GOAL - Without the pictures, repeat the listing character for character.

Records excerpted from a collection
-- BEGIN --
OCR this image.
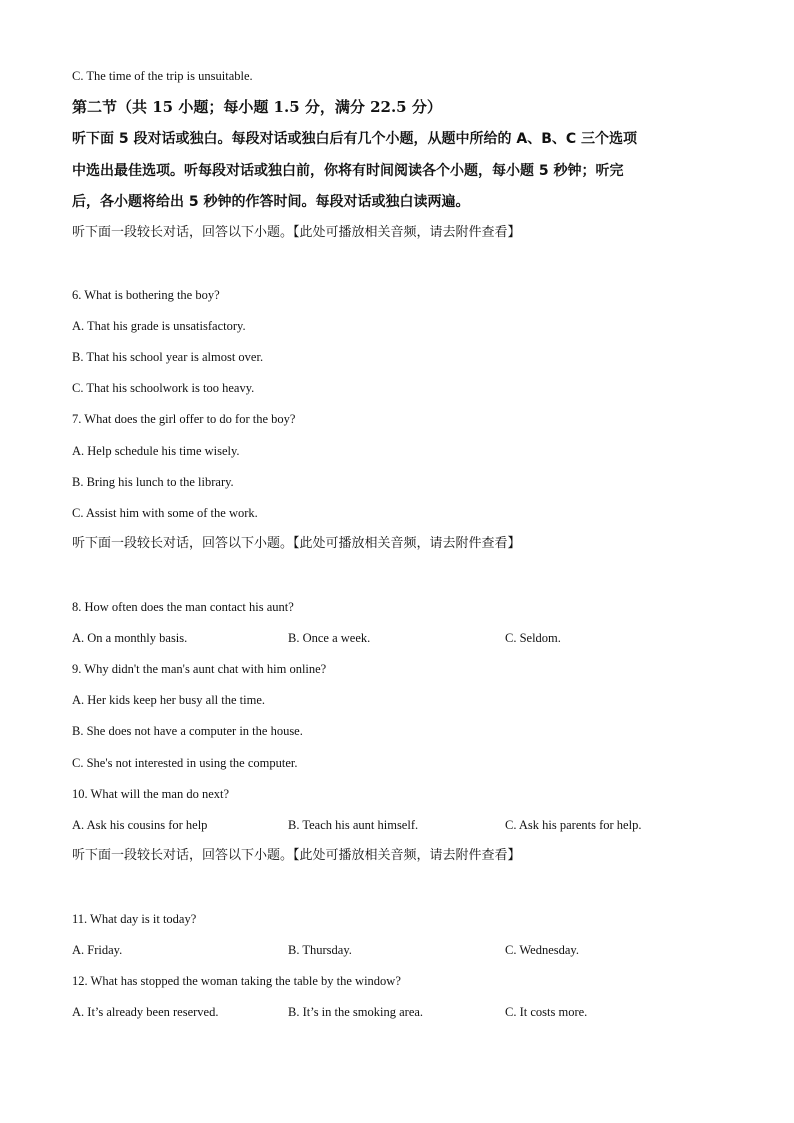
C. The time of the trip is unsuitable.
第二节（共 15 小题；每小题 1.5 分，满分 22.5 分）
听下面 5 段对话或独白。每段对话或独白后有几个小题，从题中所给的 A、B、C 三个选项
中选出最佳选项。听每段对话或独白前，你将有时间阅读各个小题，每小题 5 秒钟；听完
后，各小题将给出 5 秒钟的作答时间。每段对话或独白读两遍。
听下面一段较长对话，回答以下小题。【此处可播放相关音频，请去附件查看】
6. What is bothering the boy?
A. That his grade is unsatisfactory.
B. That his school year is almost over.
C. That his schoolwork is too heavy.
7. What does the girl offer to do for the boy?
A. Help schedule his time wisely.
B. Bring his lunch to the library.
C. Assist him with some of the work.
听下面一段较长对话，回答以下小题。【此处可播放相关音频，请去附件查看】
8. How often does the man contact his aunt?
A. On a monthly basis.	B. Once a week.	C. Seldom.
9. Why didn't the man's aunt chat with him online?
A. Her kids keep her busy all the time.
B. She does not have a computer in the house.
C. She's not interested in using the computer.
10. What will the man do next?
A. Ask his cousins for help	B. Teach his aunt himself.	C. Ask his parents for help.
听下面一段较长对话，回答以下小题。【此处可播放相关音频，请去附件查看】
11. What day is it today?
A. Friday.	B. Thursday.	C. Wednesday.
12. What has stopped the woman taking the table by the window?
A. It’s already been reserved.	B. It’s in the smoking area.	C. It costs more.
-- END --
FULL ANSWER -
OCR this image.
C. The time of the trip is unsuitable.
第二节（共 15 小题；每小题 1.5 分，满分 22.5 分）
听下面 5 段对话或独白。每段对话或独白后有几个小题，从题中所给的 A、B、C 三个选项
中选出最佳选项。听每段对话或独白前，你将有时间阅读各个小题，每小题 5 秒钟；听完
后，各小题将给出 5 秒钟的作答时间。每段对话或独白读两遍。
听下面一段较长对话，回答以下小题。【此处可播放相关音频，请去附件查看】
6. What is bothering the boy?
A. That his grade is unsatisfactory.
B. That his school year is almost over.
C. That his schoolwork is too heavy.
7. What does the girl offer to do for the boy?
A. Help schedule his time wisely.
B. Bring his lunch to the library.
C. Assist him with some of the work.
听下面一段较长对话，回答以下小题。【此处可播放相关音频，请去附件查看】
8. How often does the man contact his aunt?
A. On a monthly basis.	B. Once a week.	C. Seldom.
9. Why didn't the man's aunt chat with him online?
A. Her kids keep her busy all the time.
B. She does not have a computer in the house.
C. She's not interested in using the computer.
10. What will the man do next?
A. Ask his cousins for help	B. Teach his aunt himself.	C. Ask his parents for help.
听下面一段较长对话，回答以下小题。【此处可播放相关音频，请去附件查看】
11. What day is it today?
A. Friday.	B. Thursday.	C. Wednesday.
12. What has stopped the woman taking the table by the window?
A. It’s already been reserved.	B. It’s in the smoking area.	C. It costs more.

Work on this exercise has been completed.